Raw records

-- -- --

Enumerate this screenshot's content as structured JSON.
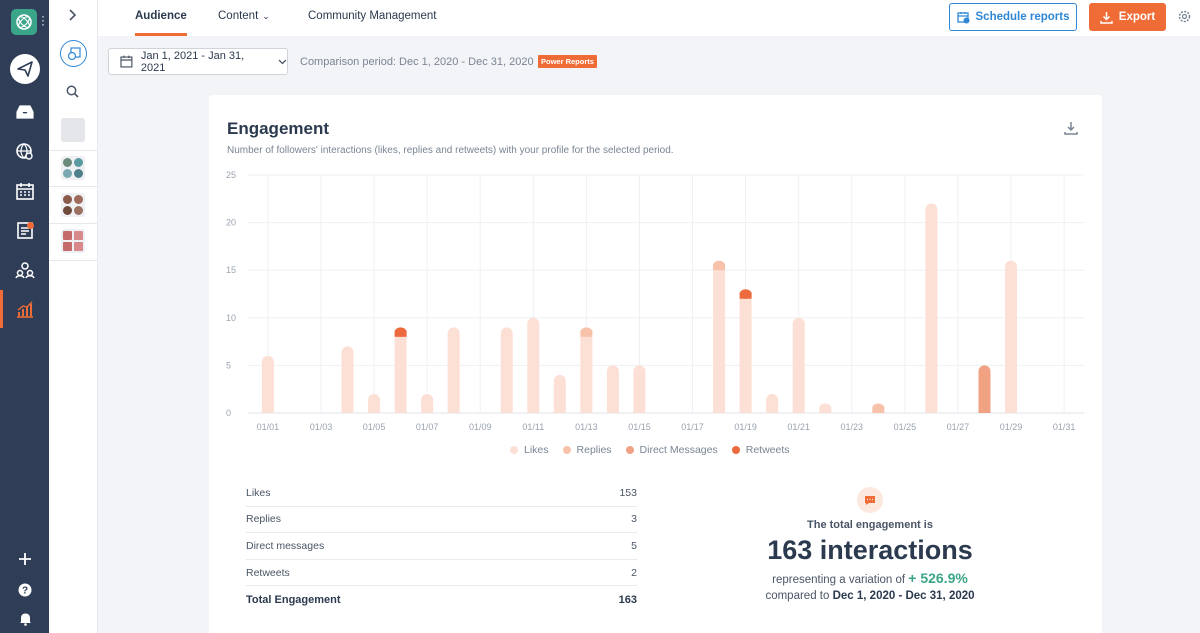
{
  "nav": {
    "icons": [
      "logo-icon",
      "publish-icon",
      "inbox-icon",
      "listening-icon",
      "calendar-icon",
      "tasks-icon",
      "community-icon",
      "analytics-icon",
      "add-icon",
      "help-icon",
      "bell-icon"
    ],
    "accent": "#f06c36",
    "background": "#2f3e56"
  },
  "tabs": [
    {
      "label": "Audience",
      "active": true
    },
    {
      "label": "Content",
      "dropdown": true
    },
    {
      "label": "Community Management"
    }
  ],
  "toolbar": {
    "schedule_label": "Schedule reports",
    "export_label": "Export"
  },
  "filters": {
    "date_range": "Jan 1, 2021 - Jan 31, 2021",
    "comparison": "Comparison period: Dec 1, 2020 - Dec 31, 2020",
    "badge": "Power Reports"
  },
  "card": {
    "title": "Engagement",
    "subtitle": "Number of followers' interactions (likes, replies and retweets) with your profile for the selected period."
  },
  "chart_data": {
    "type": "bar",
    "stacked": true,
    "ylim": [
      0,
      25
    ],
    "y_ticks": [
      0,
      5,
      10,
      15,
      20,
      25
    ],
    "x_ticks": [
      "01/01",
      "01/03",
      "01/05",
      "01/07",
      "01/09",
      "01/11",
      "01/13",
      "01/15",
      "01/17",
      "01/19",
      "01/21",
      "01/23",
      "01/25",
      "01/27",
      "01/29",
      "01/31"
    ],
    "categories": [
      "01/01",
      "01/02",
      "01/03",
      "01/04",
      "01/05",
      "01/06",
      "01/07",
      "01/08",
      "01/09",
      "01/10",
      "01/11",
      "01/12",
      "01/13",
      "01/14",
      "01/15",
      "01/16",
      "01/17",
      "01/18",
      "01/19",
      "01/20",
      "01/21",
      "01/22",
      "01/23",
      "01/24",
      "01/25",
      "01/26",
      "01/27",
      "01/28",
      "01/29",
      "01/30",
      "01/31"
    ],
    "series": [
      {
        "name": "Likes",
        "color": "#fde0d5",
        "values": [
          6,
          0,
          0,
          7,
          2,
          8,
          2,
          9,
          0,
          9,
          10,
          4,
          8,
          5,
          5,
          0,
          0,
          15,
          12,
          2,
          10,
          1,
          0,
          0,
          0,
          22,
          0,
          0,
          16,
          0,
          0
        ]
      },
      {
        "name": "Replies",
        "color": "#f8c2aa",
        "values": [
          0,
          0,
          0,
          0,
          0,
          0,
          0,
          0,
          0,
          0,
          0,
          0,
          1,
          0,
          0,
          0,
          0,
          1,
          0,
          0,
          0,
          0,
          0,
          1,
          0,
          0,
          0,
          0,
          0,
          0,
          0
        ]
      },
      {
        "name": "Direct Messages",
        "color": "#f1a283",
        "values": [
          0,
          0,
          0,
          0,
          0,
          0,
          0,
          0,
          0,
          0,
          0,
          0,
          0,
          0,
          0,
          0,
          0,
          0,
          0,
          0,
          0,
          0,
          0,
          0,
          0,
          0,
          0,
          5,
          0,
          0,
          0
        ]
      },
      {
        "name": "Retweets",
        "color": "#ec6a3d",
        "values": [
          0,
          0,
          0,
          0,
          0,
          1,
          0,
          0,
          0,
          0,
          0,
          0,
          0,
          0,
          0,
          0,
          0,
          0,
          1,
          0,
          0,
          0,
          0,
          0,
          0,
          0,
          0,
          0,
          0,
          0,
          0
        ]
      }
    ],
    "legend": "bottom-center",
    "grid": true
  },
  "stats": [
    {
      "label": "Likes",
      "value": "153"
    },
    {
      "label": "Replies",
      "value": "3"
    },
    {
      "label": "Direct messages",
      "value": "5"
    },
    {
      "label": "Retweets",
      "value": "2"
    }
  ],
  "stats_total": {
    "label": "Total Engagement",
    "value": "163"
  },
  "summary": {
    "line1": "The total engagement is",
    "big": "163 interactions",
    "line3_prefix": "representing a variation of",
    "variation": "+ 526.9%",
    "line4_prefix": "compared to",
    "line4_period": "Dec 1, 2020 - Dec 31, 2020"
  }
}
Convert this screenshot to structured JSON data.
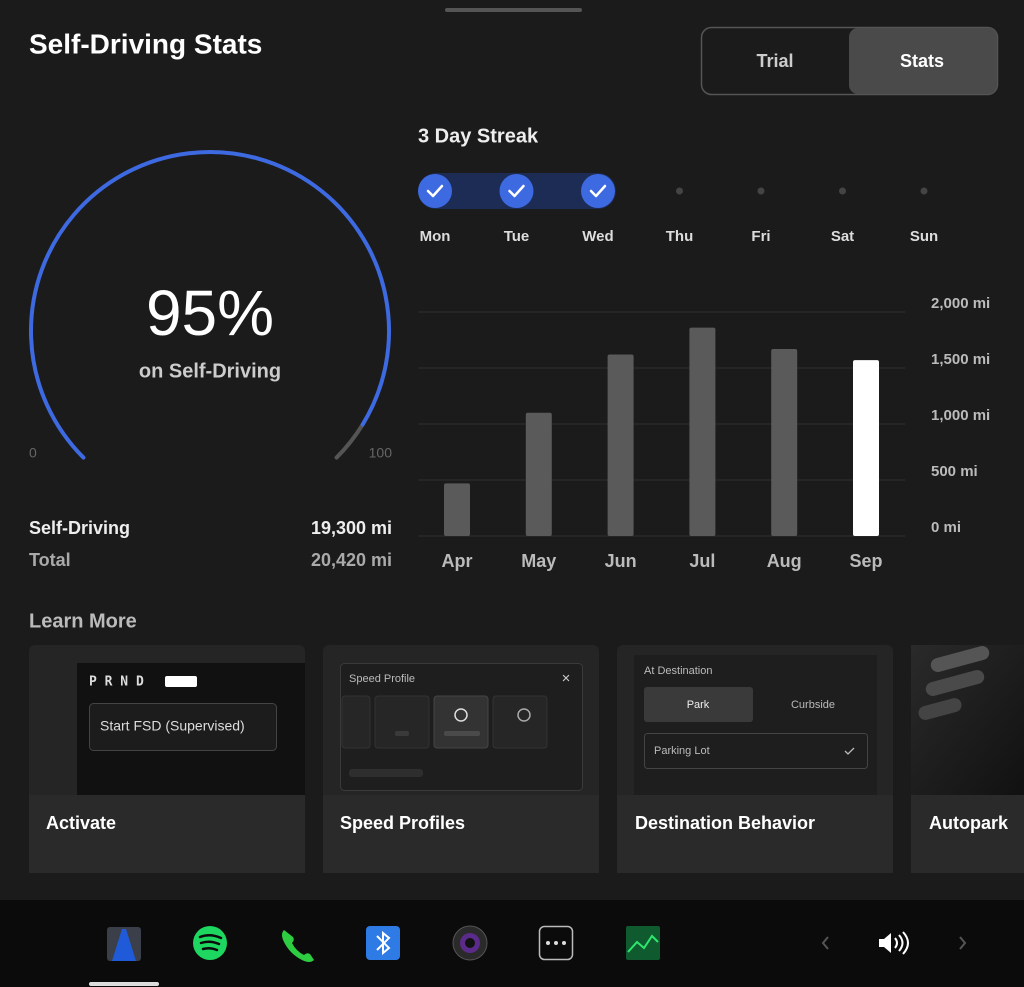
{
  "header": {
    "title": "Self-Driving Stats",
    "tabs": [
      {
        "label": "Trial",
        "active": false
      },
      {
        "label": "Stats",
        "active": true
      }
    ]
  },
  "gauge": {
    "value": 95,
    "value_label": "95%",
    "caption": "on Self-Driving",
    "min": 0,
    "max": 100,
    "color": "#3e6ae1"
  },
  "totals": {
    "rows": [
      {
        "label": "Self-Driving",
        "value": "19,300 mi"
      },
      {
        "label": "Total",
        "value": "20,420 mi"
      }
    ]
  },
  "streak": {
    "title": "3 Day Streak",
    "days": [
      {
        "label": "Mon",
        "done": true
      },
      {
        "label": "Tue",
        "done": true
      },
      {
        "label": "Wed",
        "done": true
      },
      {
        "label": "Thu",
        "done": false
      },
      {
        "label": "Fri",
        "done": false
      },
      {
        "label": "Sat",
        "done": false
      },
      {
        "label": "Sun",
        "done": false
      }
    ]
  },
  "stats_chart": {
    "type": "bar",
    "categories": [
      "Apr",
      "May",
      "Jun",
      "Jul",
      "Aug",
      "Sep"
    ],
    "values": [
      470,
      1100,
      1620,
      1860,
      1670,
      1570
    ],
    "colors": [
      "#5a5a5a",
      "#5a5a5a",
      "#5a5a5a",
      "#5a5a5a",
      "#5a5a5a",
      "#ffffff"
    ],
    "ylim": [
      0,
      2000
    ],
    "yticks": [
      {
        "value": 0,
        "label": "0 mi"
      },
      {
        "value": 500,
        "label": "500 mi"
      },
      {
        "value": 1000,
        "label": "1,000 mi"
      },
      {
        "value": 1500,
        "label": "1,500 mi"
      },
      {
        "value": 2000,
        "label": "2,000 mi"
      }
    ],
    "grid": true
  },
  "learn_more": {
    "title": "Learn More",
    "cards": [
      {
        "title": "Activate",
        "preview": {
          "gear": "P R N D",
          "button": "Start FSD (Supervised)"
        }
      },
      {
        "title": "Speed Profiles",
        "preview": {
          "heading": "Speed Profile",
          "close": "×"
        }
      },
      {
        "title": "Destination Behavior",
        "preview": {
          "heading": "At Destination",
          "option_active": "Park",
          "option": "Curbside",
          "field": "Parking Lot"
        }
      },
      {
        "title": "Autopark"
      }
    ]
  }
}
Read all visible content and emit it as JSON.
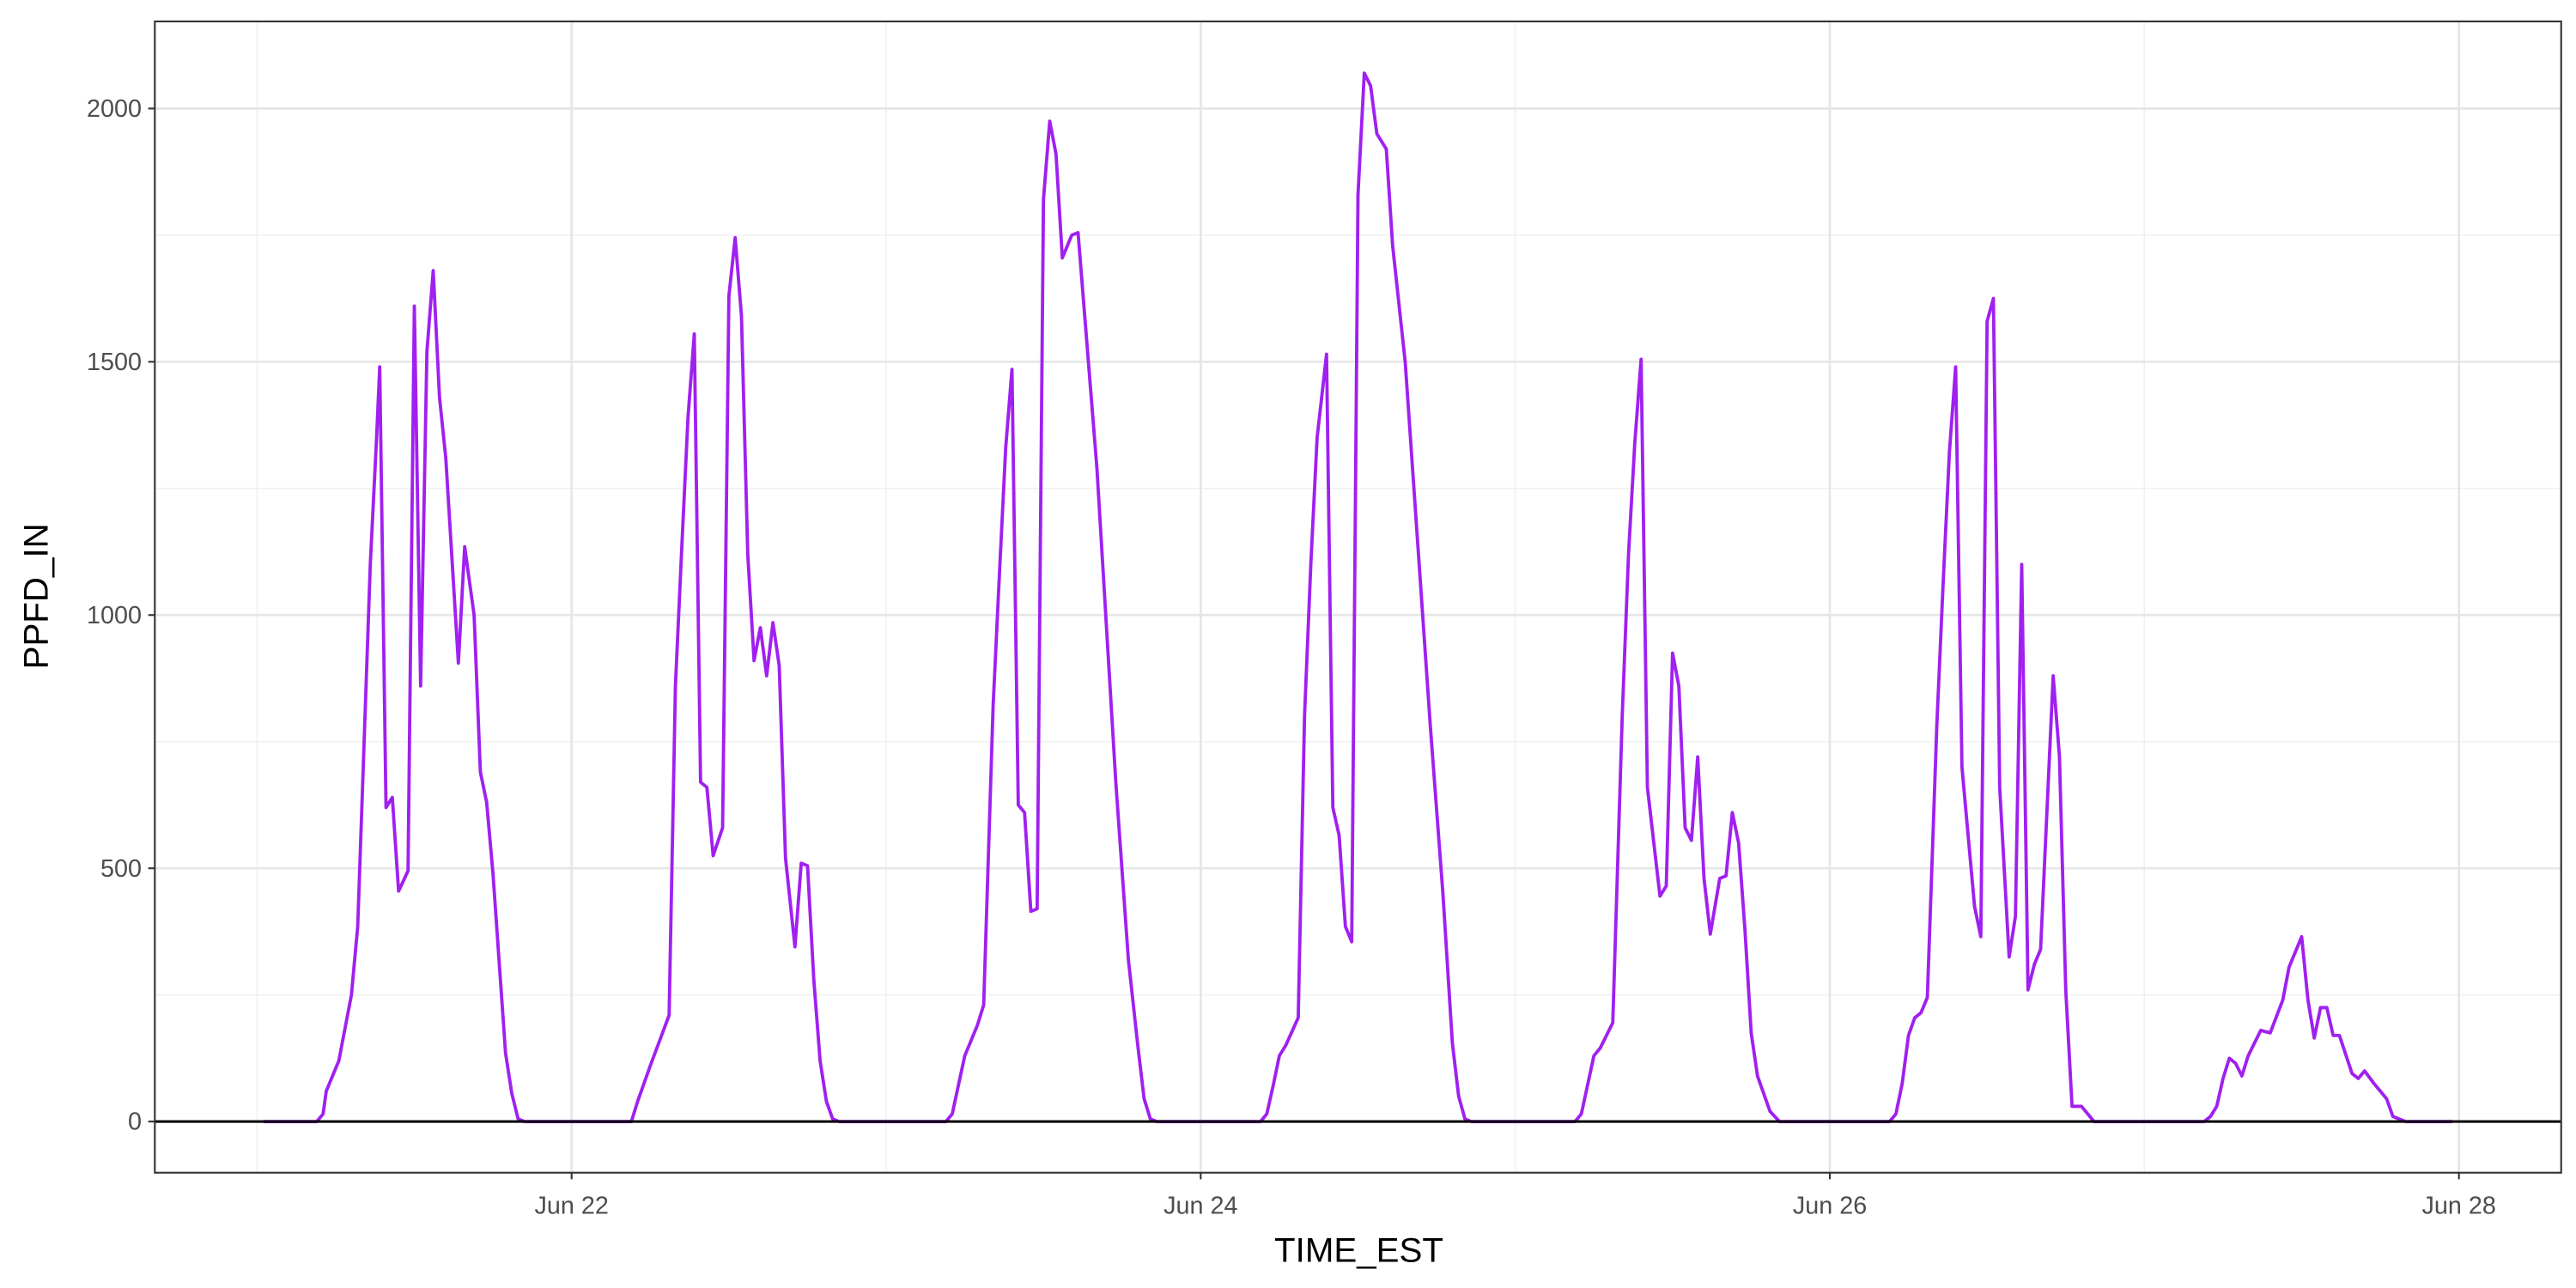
{
  "chart_data": {
    "type": "line",
    "x_label": "TIME_EST",
    "y_label": "PPFD_IN",
    "x": [
      21.02,
      21.19,
      21.21,
      21.22,
      21.26,
      21.3,
      21.32,
      21.36,
      21.38,
      21.39,
      21.41,
      21.43,
      21.45,
      21.48,
      21.5,
      21.52,
      21.54,
      21.56,
      21.58,
      21.6,
      21.64,
      21.66,
      21.69,
      21.71,
      21.73,
      21.75,
      21.79,
      21.81,
      21.83,
      21.85,
      22.19,
      22.21,
      22.25,
      22.31,
      22.33,
      22.35,
      22.37,
      22.39,
      22.41,
      22.43,
      22.45,
      22.48,
      22.5,
      22.52,
      22.54,
      22.56,
      22.58,
      22.6,
      22.62,
      22.64,
      22.66,
      22.68,
      22.71,
      22.73,
      22.75,
      22.77,
      22.79,
      22.81,
      22.83,
      22.85,
      23.19,
      23.21,
      23.25,
      23.29,
      23.31,
      23.34,
      23.36,
      23.38,
      23.4,
      23.42,
      23.44,
      23.46,
      23.48,
      23.5,
      23.52,
      23.54,
      23.56,
      23.59,
      23.61,
      23.67,
      23.73,
      23.77,
      23.8,
      23.82,
      23.84,
      23.86,
      24.19,
      24.21,
      24.23,
      24.25,
      24.27,
      24.31,
      24.33,
      24.35,
      24.37,
      24.4,
      24.42,
      24.44,
      24.46,
      24.48,
      24.5,
      24.52,
      24.54,
      24.56,
      24.59,
      24.61,
      24.65,
      24.73,
      24.77,
      24.8,
      24.82,
      24.84,
      24.86,
      25.19,
      25.21,
      25.25,
      25.27,
      25.31,
      25.34,
      25.36,
      25.38,
      25.4,
      25.42,
      25.46,
      25.48,
      25.5,
      25.52,
      25.54,
      25.56,
      25.58,
      25.6,
      25.62,
      25.65,
      25.67,
      25.69,
      25.71,
      25.73,
      25.75,
      25.77,
      25.79,
      25.81,
      25.84,
      26.19,
      26.21,
      26.23,
      26.25,
      26.27,
      26.29,
      26.31,
      26.34,
      26.36,
      26.38,
      26.4,
      26.42,
      26.46,
      26.48,
      26.5,
      26.52,
      26.54,
      26.57,
      26.59,
      26.61,
      26.63,
      26.65,
      26.67,
      26.71,
      26.73,
      26.75,
      26.77,
      26.8,
      26.84,
      27.19,
      27.21,
      27.23,
      27.25,
      27.27,
      27.29,
      27.31,
      27.33,
      27.37,
      27.4,
      27.44,
      27.46,
      27.5,
      27.52,
      27.54,
      27.56,
      27.58,
      27.6,
      27.62,
      27.66,
      27.68,
      27.7,
      27.73,
      27.77,
      27.79,
      27.81,
      27.83,
      27.98
    ],
    "series": [
      {
        "color": "#a020f0",
        "values": [
          0,
          0,
          15,
          60,
          120,
          250,
          385,
          1100,
          1350,
          1490,
          620,
          640,
          455,
          495,
          1610,
          860,
          1520,
          1680,
          1430,
          1310,
          905,
          1135,
          1000,
          690,
          630,
          490,
          135,
          55,
          5,
          0,
          0,
          40,
          110,
          210,
          860,
          1130,
          1390,
          1555,
          670,
          660,
          525,
          580,
          1630,
          1745,
          1590,
          1120,
          910,
          975,
          880,
          985,
          900,
          520,
          345,
          510,
          505,
          280,
          120,
          40,
          5,
          0,
          0,
          15,
          130,
          190,
          230,
          820,
          1080,
          1330,
          1485,
          625,
          610,
          415,
          420,
          1820,
          1975,
          1910,
          1705,
          1750,
          1755,
          1290,
          670,
          320,
          150,
          45,
          5,
          0,
          0,
          15,
          70,
          130,
          150,
          205,
          800,
          1100,
          1350,
          1515,
          620,
          565,
          385,
          355,
          1830,
          2070,
          2045,
          1950,
          1920,
          1730,
          1500,
          780,
          450,
          155,
          50,
          5,
          0,
          0,
          15,
          130,
          145,
          195,
          800,
          1120,
          1340,
          1505,
          660,
          445,
          465,
          925,
          860,
          580,
          555,
          720,
          480,
          370,
          480,
          485,
          610,
          550,
          380,
          175,
          90,
          55,
          20,
          0,
          0,
          15,
          75,
          170,
          205,
          215,
          245,
          780,
          1060,
          1320,
          1490,
          700,
          425,
          365,
          1580,
          1625,
          660,
          325,
          405,
          1100,
          260,
          310,
          340,
          880,
          720,
          260,
          30,
          30,
          0,
          0,
          10,
          30,
          85,
          125,
          115,
          90,
          130,
          180,
          175,
          240,
          305,
          365,
          240,
          165,
          225,
          225,
          170,
          170,
          95,
          85,
          100,
          75,
          45,
          10,
          5,
          0,
          0
        ]
      }
    ],
    "xlim": [
      20.675,
      28.325
    ],
    "ylim": [
      -101,
      2172
    ],
    "xticks": [
      {
        "value": 22,
        "label": "Jun 22"
      },
      {
        "value": 24,
        "label": "Jun 24"
      },
      {
        "value": 26,
        "label": "Jun 26"
      },
      {
        "value": 28,
        "label": "Jun 28"
      }
    ],
    "yticks": [
      0,
      500,
      1000,
      1500,
      2000
    ],
    "x_minor_ticks": [
      21,
      23,
      25,
      27
    ],
    "y_minor_ticks": [
      250,
      750,
      1250,
      1750
    ],
    "grid": true,
    "hline": 0
  }
}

-- -- --

* _Exercise goal_: Report each line in the data that holds the word "variation".

* _Expected answer_:
    "line3_prefix": "representing a variation of",
    "variation": "+ 526.9%",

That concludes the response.